• _Goal of the exercise_
Work through the following lines and count those that hold the word "screenshot". Reply with that number only.

• _Source data_
----------------

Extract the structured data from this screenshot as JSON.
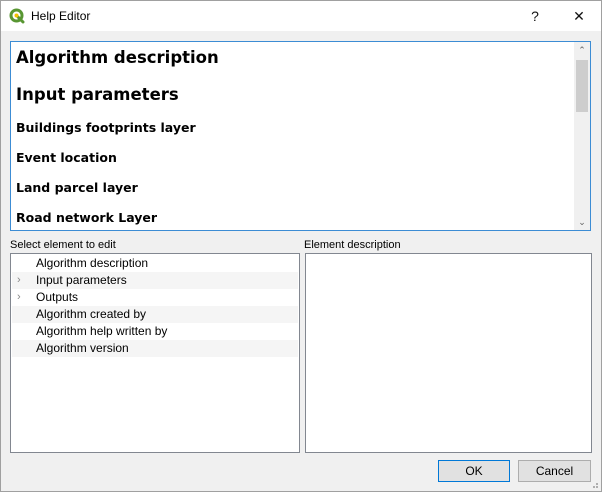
{
  "window": {
    "title": "Help Editor",
    "help_label": "?",
    "close_label": "✕"
  },
  "preview": {
    "headings": [
      {
        "text": "Algorithm description",
        "size": "large"
      },
      {
        "text": "Input parameters",
        "size": "large"
      },
      {
        "text": "Buildings footprints layer",
        "size": "small"
      },
      {
        "text": "Event location",
        "size": "small"
      },
      {
        "text": "Land parcel layer",
        "size": "small"
      },
      {
        "text": "Road network Layer",
        "size": "small"
      }
    ],
    "scroll_up": "⌃",
    "scroll_down": "⌄"
  },
  "tree": {
    "label": "Select element to edit",
    "items": [
      {
        "label": "Algorithm description",
        "expandable": false
      },
      {
        "label": "Input parameters",
        "expandable": true
      },
      {
        "label": "Outputs",
        "expandable": true
      },
      {
        "label": "Algorithm created by",
        "expandable": false
      },
      {
        "label": "Algorithm help written by",
        "expandable": false
      },
      {
        "label": "Algorithm version",
        "expandable": false
      }
    ]
  },
  "description": {
    "label": "Element description",
    "value": ""
  },
  "buttons": {
    "ok": "OK",
    "cancel": "Cancel"
  },
  "colors": {
    "accent": "#3c8cd4",
    "qgis_green": "#589632"
  }
}
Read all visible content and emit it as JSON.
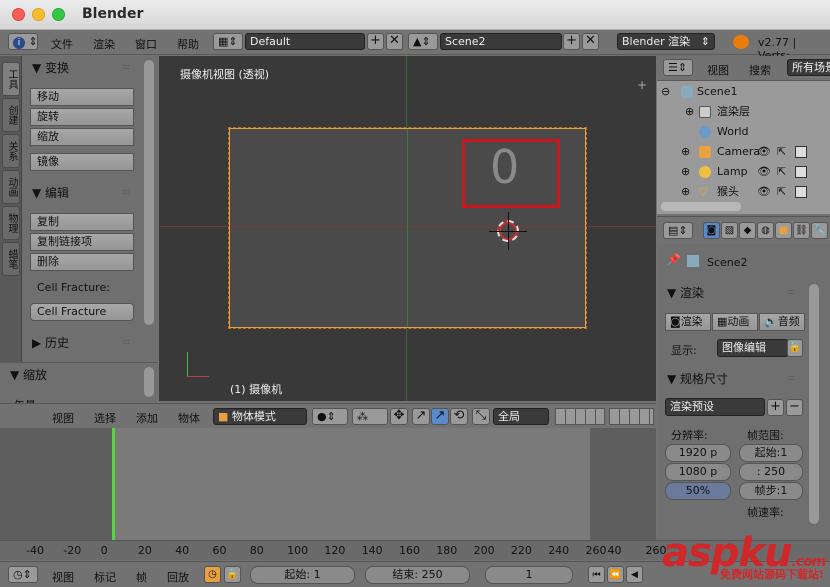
{
  "window": {
    "title": "Blender"
  },
  "main_header": {
    "menus": [
      "文件",
      "渲染",
      "窗口",
      "帮助"
    ],
    "screen_layout": "Default",
    "scene": "Scene2",
    "render_engine": "Blender 渲染",
    "version": "v2.77 | Verts:"
  },
  "tool_shelf": {
    "tabs": [
      "工具",
      "创建",
      "关系",
      "动画",
      "物理",
      "蜡笔"
    ],
    "transform_panel": "变换",
    "transform_buttons": [
      "移动",
      "旋转",
      "缩放"
    ],
    "mirror_button": "镜像",
    "edit_panel": "编辑",
    "edit_buttons": [
      "复制",
      "复制链接项",
      "删除"
    ],
    "cell_fracture_label": "Cell Fracture:",
    "cell_fracture_button": "Cell Fracture",
    "history_panel": "历史",
    "zoom_panel": "缩放",
    "partial_label": "矢量"
  },
  "viewport": {
    "title": "摄像机视图 (透视)",
    "object_label": "(1) 摄像机",
    "overlay_digit": "0",
    "header": {
      "menus": [
        "视图",
        "选择",
        "添加",
        "物体"
      ],
      "mode": "物体模式",
      "pivot": "全局"
    }
  },
  "outliner": {
    "header_menus": [
      "视图",
      "搜索"
    ],
    "filter": "所有场景",
    "rows": [
      {
        "label": "Scene1",
        "indent": 0
      },
      {
        "label": "渲染层",
        "indent": 1
      },
      {
        "label": "World",
        "indent": 1
      },
      {
        "label": "Camera",
        "indent": 1
      },
      {
        "label": "Lamp",
        "indent": 1
      },
      {
        "label": "猴头",
        "indent": 1
      }
    ]
  },
  "properties": {
    "scene_name": "Scene2",
    "render_panel": "渲染",
    "render_buttons": [
      "渲染",
      "动画",
      "音频"
    ],
    "display_label": "显示:",
    "display_value": "图像编辑",
    "dimensions_panel": "规格尺寸",
    "render_preset": "渲染预设",
    "resolution_label": "分辨率:",
    "res_x": "1920 p",
    "res_y": "1080 p",
    "res_percent": "50%",
    "frame_range_label": "帧范围:",
    "frame_start": "起始:1",
    "frame_end": ": 250",
    "frame_step": "帧步:1",
    "partial_label": "帧速率:"
  },
  "timeline": {
    "ticks": [
      "-40",
      "-20",
      "0",
      "20",
      "40",
      "60",
      "80",
      "100",
      "120",
      "140",
      "160",
      "180",
      "200",
      "220",
      "240",
      "260",
      "40",
      "260"
    ],
    "header_menus": [
      "视图",
      "标记",
      "帧",
      "回放"
    ],
    "start_label": "起始:",
    "start_value": "1",
    "end_label": "结束:",
    "end_value": "250",
    "current_frame": "1"
  },
  "watermark": {
    "brand": "aspku",
    "tld": ".com",
    "tagline": "免费网站源码下载站!"
  },
  "colors": {
    "accent_red": "#d0141c",
    "camera_border": "#e8a040",
    "current_frame": "#5fd04a"
  }
}
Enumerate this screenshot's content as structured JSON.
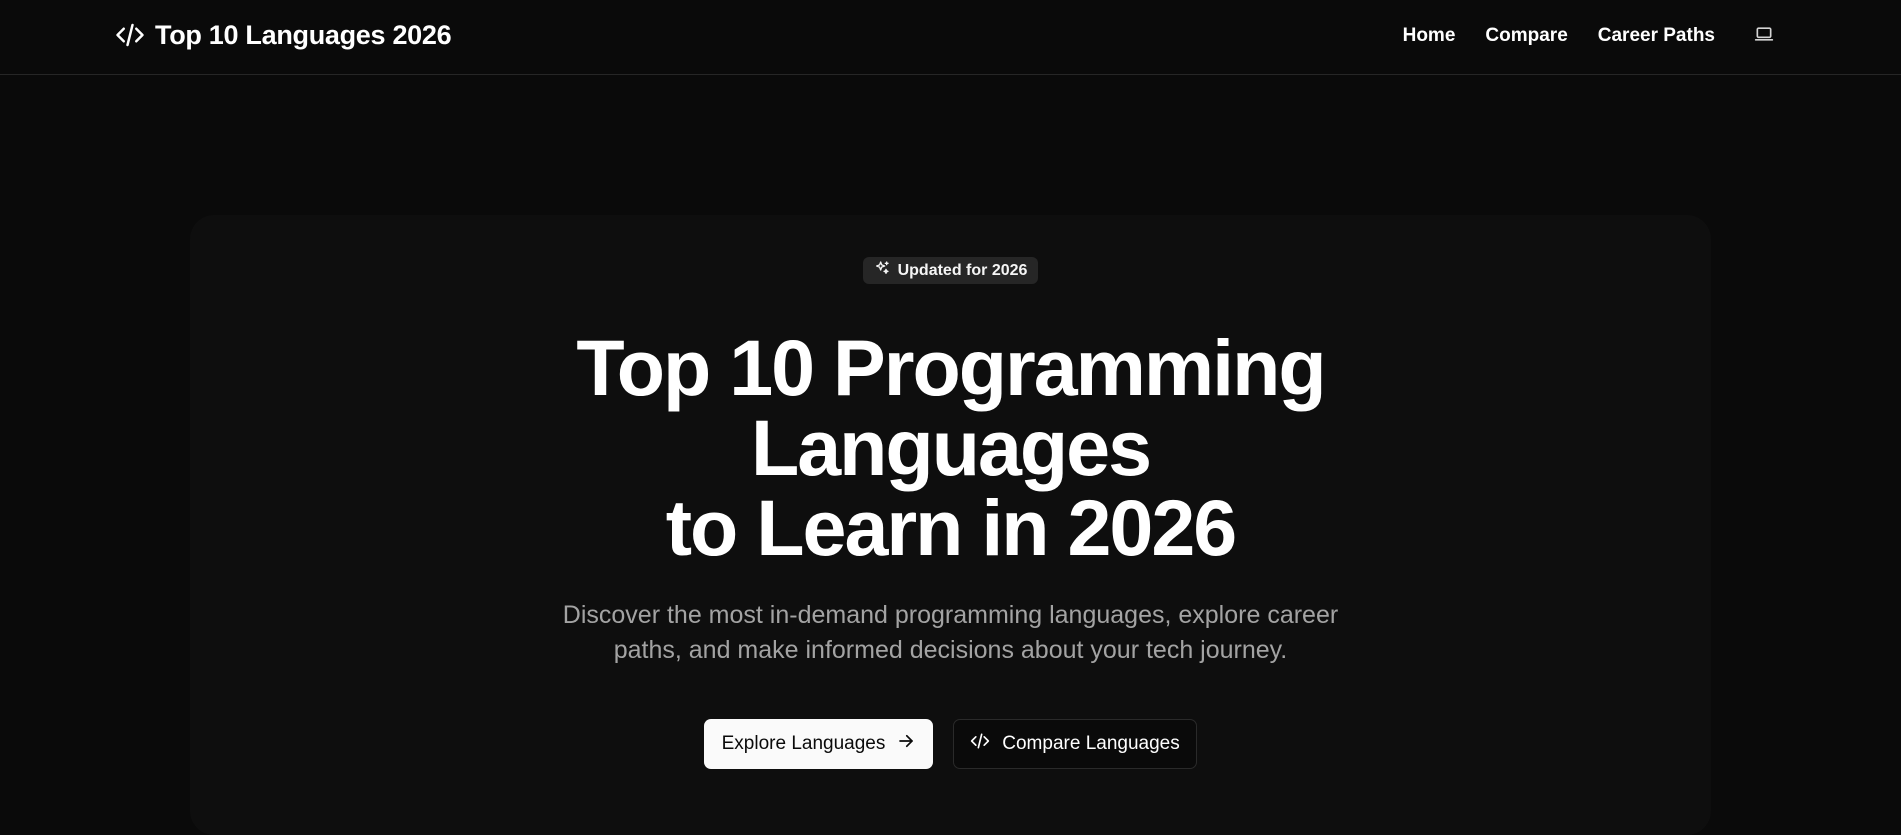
{
  "header": {
    "brand_icon": "code-icon",
    "brand_title": "Top 10 Languages 2026",
    "nav": [
      {
        "label": "Home"
      },
      {
        "label": "Compare"
      },
      {
        "label": "Career Paths"
      }
    ],
    "theme_toggle_icon": "laptop-icon"
  },
  "hero": {
    "badge": {
      "icon": "sparkles-icon",
      "label": "Updated for 2026"
    },
    "title_lines": [
      "Top 10 Programming",
      "Languages",
      "to Learn in 2026"
    ],
    "subtitle_lines": [
      "Discover the most in-demand programming languages, explore career",
      "paths, and make informed decisions about your tech journey."
    ],
    "primary_button": {
      "label": "Explore Languages",
      "icon": "arrow-right-icon"
    },
    "secondary_button": {
      "label": "Compare Languages",
      "icon": "code-icon"
    }
  },
  "colors": {
    "background": "#0a0a0a",
    "text": "#ffffff",
    "muted_text": "#a3a3a3",
    "badge_bg": "#262626",
    "primary_button_bg": "#fafafa",
    "border": "#262626"
  }
}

----------------

• _Reply to the task_
2